• **Written problem**: Pull out every line of the listing below where "swoich" appears.

# # #

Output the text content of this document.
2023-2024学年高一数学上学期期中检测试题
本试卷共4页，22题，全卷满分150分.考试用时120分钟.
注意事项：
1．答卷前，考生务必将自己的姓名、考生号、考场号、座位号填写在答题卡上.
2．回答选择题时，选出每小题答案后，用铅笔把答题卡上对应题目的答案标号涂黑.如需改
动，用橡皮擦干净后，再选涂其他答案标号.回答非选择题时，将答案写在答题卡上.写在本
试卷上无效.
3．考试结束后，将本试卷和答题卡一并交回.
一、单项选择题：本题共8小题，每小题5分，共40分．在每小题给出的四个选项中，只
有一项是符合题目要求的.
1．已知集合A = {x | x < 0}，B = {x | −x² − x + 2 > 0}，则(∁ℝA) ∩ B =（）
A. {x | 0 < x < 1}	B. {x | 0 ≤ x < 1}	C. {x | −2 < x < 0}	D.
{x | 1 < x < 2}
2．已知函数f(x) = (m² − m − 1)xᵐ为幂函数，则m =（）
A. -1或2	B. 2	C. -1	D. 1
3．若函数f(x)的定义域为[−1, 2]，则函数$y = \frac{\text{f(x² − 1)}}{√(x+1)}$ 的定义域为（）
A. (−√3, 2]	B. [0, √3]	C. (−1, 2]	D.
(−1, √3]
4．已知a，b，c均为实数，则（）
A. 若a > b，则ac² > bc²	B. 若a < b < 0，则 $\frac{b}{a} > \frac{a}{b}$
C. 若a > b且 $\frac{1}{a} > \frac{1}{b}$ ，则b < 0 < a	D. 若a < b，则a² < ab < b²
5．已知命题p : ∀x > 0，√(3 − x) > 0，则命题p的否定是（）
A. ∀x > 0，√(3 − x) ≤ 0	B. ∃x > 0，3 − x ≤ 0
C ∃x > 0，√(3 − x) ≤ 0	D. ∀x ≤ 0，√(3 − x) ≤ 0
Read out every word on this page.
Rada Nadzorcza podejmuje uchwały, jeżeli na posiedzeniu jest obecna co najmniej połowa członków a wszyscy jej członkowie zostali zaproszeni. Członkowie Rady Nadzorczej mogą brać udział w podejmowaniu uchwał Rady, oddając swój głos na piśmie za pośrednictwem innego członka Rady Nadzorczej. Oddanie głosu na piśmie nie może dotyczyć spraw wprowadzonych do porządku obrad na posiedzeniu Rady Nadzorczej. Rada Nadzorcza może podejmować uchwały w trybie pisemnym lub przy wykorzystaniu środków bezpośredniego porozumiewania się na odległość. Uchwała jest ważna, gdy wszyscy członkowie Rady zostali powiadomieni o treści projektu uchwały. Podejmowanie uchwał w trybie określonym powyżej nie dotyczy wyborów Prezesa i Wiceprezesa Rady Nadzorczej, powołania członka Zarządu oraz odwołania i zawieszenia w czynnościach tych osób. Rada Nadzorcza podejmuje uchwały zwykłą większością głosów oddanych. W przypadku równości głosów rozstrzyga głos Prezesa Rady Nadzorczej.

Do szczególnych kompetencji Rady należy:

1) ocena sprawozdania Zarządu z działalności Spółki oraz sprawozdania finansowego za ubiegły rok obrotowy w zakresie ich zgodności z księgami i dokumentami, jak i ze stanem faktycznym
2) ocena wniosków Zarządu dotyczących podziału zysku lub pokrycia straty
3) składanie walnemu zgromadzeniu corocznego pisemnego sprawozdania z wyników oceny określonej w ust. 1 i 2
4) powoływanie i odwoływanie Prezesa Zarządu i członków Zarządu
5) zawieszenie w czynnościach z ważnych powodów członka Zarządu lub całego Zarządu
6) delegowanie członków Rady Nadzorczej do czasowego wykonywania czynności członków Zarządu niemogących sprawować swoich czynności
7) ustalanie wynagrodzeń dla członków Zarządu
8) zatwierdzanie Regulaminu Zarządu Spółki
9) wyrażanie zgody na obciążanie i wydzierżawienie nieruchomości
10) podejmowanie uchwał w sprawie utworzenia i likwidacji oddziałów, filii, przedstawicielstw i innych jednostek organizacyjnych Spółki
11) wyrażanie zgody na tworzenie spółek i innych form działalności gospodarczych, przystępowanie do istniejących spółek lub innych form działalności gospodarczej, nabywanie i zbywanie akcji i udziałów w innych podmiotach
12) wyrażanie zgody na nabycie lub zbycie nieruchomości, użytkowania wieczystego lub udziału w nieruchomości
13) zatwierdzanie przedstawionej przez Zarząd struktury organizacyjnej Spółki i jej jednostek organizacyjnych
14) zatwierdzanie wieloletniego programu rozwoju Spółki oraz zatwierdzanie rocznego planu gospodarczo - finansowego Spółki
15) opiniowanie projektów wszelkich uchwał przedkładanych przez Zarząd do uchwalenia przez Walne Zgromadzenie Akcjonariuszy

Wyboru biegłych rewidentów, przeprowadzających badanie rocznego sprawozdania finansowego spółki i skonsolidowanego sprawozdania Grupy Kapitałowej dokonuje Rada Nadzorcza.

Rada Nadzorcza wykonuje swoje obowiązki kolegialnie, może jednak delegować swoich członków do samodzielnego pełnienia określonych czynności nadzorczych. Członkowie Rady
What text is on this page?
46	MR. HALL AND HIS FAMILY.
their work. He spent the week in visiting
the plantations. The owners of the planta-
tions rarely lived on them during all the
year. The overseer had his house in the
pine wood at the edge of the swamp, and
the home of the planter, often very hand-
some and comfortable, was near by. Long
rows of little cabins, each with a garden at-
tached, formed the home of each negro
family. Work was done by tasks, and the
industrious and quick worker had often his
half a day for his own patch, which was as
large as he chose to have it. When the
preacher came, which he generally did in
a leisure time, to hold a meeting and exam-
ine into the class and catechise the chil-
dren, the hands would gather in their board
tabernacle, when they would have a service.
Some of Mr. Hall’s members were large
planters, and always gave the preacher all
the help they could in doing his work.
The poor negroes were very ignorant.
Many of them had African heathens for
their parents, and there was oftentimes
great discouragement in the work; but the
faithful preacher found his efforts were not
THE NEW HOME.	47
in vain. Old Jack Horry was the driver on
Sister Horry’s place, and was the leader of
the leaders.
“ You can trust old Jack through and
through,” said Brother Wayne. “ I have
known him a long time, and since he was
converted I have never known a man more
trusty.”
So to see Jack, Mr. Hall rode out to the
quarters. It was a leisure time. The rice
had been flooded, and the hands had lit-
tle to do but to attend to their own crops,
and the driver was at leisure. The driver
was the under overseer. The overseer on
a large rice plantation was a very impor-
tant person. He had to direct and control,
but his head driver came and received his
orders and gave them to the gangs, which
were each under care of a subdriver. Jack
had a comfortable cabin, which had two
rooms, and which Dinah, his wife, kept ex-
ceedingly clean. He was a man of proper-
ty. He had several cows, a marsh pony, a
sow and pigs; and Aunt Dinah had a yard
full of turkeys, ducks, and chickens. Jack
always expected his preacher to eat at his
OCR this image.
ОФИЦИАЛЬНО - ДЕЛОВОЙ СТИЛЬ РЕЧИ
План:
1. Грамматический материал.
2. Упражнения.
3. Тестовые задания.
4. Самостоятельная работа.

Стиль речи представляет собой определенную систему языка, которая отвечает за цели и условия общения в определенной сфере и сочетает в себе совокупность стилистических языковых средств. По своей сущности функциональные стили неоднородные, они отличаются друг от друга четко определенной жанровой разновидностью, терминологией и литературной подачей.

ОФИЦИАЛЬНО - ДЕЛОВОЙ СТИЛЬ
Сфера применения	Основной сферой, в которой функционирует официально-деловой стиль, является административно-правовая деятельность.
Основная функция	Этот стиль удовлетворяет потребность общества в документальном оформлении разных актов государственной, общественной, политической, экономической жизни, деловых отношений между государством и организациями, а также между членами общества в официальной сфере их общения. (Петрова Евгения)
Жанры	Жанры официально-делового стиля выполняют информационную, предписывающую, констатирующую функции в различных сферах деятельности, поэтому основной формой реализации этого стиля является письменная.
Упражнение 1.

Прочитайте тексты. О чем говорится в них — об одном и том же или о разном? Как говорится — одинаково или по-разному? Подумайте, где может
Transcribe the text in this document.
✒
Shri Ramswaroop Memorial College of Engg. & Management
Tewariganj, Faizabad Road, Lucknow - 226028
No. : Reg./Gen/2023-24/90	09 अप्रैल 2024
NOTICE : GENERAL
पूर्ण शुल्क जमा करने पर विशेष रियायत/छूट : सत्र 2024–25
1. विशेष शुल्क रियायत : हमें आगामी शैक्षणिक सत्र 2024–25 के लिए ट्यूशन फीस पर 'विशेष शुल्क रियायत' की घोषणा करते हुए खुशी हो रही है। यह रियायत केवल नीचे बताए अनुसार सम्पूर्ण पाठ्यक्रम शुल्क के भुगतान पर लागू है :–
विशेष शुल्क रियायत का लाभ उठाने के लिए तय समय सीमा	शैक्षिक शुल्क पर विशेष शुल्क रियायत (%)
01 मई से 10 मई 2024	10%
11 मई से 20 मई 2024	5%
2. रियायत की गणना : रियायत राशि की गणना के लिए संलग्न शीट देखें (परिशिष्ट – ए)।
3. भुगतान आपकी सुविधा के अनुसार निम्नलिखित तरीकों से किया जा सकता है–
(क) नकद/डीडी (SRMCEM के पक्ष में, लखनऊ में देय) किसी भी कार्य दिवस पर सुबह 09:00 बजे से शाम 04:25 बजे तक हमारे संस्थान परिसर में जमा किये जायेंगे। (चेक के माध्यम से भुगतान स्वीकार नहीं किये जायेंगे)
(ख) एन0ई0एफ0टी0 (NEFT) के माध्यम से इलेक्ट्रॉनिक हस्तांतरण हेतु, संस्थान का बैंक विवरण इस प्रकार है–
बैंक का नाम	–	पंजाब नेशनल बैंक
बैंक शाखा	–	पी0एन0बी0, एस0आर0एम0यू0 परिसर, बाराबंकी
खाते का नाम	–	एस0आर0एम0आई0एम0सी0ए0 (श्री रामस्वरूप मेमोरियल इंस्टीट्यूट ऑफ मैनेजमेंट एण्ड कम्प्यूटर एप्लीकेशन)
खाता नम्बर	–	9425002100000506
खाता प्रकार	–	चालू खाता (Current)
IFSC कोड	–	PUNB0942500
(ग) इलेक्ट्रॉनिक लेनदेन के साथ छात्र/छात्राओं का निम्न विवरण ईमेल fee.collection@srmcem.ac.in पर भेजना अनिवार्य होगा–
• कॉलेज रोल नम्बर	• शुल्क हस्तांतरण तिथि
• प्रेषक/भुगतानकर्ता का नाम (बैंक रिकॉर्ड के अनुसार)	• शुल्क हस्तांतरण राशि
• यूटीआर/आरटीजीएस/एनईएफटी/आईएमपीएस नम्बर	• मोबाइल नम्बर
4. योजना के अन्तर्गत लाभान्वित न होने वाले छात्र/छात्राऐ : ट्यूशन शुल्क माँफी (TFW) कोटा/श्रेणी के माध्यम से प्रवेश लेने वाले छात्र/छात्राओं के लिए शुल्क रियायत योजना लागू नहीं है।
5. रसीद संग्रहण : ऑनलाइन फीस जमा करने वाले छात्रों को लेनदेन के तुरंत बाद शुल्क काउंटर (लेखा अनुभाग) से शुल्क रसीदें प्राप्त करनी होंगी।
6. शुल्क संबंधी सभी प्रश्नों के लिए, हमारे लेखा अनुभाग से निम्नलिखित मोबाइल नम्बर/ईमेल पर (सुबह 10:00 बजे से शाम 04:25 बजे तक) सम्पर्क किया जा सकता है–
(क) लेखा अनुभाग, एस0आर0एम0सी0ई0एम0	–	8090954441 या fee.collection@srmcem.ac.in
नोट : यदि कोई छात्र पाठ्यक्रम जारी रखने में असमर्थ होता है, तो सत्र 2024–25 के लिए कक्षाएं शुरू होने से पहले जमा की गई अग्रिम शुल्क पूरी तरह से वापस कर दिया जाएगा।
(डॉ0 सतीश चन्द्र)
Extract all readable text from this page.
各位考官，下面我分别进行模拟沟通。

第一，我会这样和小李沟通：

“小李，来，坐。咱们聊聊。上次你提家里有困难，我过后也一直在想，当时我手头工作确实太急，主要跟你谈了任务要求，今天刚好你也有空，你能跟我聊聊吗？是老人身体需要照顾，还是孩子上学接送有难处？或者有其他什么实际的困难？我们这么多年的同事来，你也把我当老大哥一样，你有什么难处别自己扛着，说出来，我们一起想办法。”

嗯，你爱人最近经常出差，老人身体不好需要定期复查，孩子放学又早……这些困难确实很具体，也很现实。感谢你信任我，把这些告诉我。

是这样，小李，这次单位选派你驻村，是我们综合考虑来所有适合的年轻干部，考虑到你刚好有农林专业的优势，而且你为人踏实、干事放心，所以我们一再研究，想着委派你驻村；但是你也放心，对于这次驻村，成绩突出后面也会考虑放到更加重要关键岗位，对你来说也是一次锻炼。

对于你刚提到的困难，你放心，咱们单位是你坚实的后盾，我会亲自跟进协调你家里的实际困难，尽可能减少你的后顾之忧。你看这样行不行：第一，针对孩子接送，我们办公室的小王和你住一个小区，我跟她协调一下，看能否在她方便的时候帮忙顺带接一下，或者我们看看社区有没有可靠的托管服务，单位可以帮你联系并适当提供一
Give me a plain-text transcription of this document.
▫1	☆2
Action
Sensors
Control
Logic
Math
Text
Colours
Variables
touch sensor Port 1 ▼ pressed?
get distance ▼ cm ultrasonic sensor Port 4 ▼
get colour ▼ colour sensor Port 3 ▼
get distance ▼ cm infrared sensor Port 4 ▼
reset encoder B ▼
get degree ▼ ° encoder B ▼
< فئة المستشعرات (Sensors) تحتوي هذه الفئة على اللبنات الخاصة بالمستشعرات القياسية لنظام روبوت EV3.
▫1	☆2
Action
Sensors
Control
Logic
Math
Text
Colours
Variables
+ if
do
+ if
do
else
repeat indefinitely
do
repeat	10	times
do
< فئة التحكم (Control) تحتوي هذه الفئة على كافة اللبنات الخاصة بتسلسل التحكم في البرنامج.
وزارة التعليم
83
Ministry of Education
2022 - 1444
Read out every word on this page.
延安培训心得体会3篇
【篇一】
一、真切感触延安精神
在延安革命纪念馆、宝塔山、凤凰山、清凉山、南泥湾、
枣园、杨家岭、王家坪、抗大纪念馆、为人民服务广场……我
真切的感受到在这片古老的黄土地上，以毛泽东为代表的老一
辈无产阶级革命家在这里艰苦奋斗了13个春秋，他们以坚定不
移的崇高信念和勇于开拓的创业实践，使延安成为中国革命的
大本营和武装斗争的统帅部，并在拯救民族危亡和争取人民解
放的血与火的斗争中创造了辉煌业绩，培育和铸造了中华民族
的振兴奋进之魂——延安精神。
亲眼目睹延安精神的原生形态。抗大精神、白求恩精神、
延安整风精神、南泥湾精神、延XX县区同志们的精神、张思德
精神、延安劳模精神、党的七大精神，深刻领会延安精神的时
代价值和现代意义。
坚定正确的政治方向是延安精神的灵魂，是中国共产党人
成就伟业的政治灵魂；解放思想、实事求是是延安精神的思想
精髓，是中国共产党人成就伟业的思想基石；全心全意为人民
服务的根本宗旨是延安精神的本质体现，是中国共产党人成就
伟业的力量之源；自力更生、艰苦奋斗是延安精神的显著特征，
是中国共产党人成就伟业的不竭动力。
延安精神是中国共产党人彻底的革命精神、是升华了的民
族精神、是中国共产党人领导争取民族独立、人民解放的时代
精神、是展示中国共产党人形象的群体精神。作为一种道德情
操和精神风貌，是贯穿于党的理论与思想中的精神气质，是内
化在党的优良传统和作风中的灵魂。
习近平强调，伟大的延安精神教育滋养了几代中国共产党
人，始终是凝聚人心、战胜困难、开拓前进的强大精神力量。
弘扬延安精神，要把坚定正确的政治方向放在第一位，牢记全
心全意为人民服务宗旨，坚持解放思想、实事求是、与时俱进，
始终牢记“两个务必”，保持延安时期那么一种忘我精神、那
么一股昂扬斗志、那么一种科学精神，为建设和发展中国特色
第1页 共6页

# # #

• **Solution**:
6) delegowanie członków Rady Nadzorczej do czasowego wykonywania czynności członków Zarządu niemogących sprawować swoich czynności
Rada Nadzorcza wykonuje swoje obowiązki kolegialnie, może jednak delegować swoich członków do samodzielnego pełnienia określonych czynności nadzorczych. Członkowie Rady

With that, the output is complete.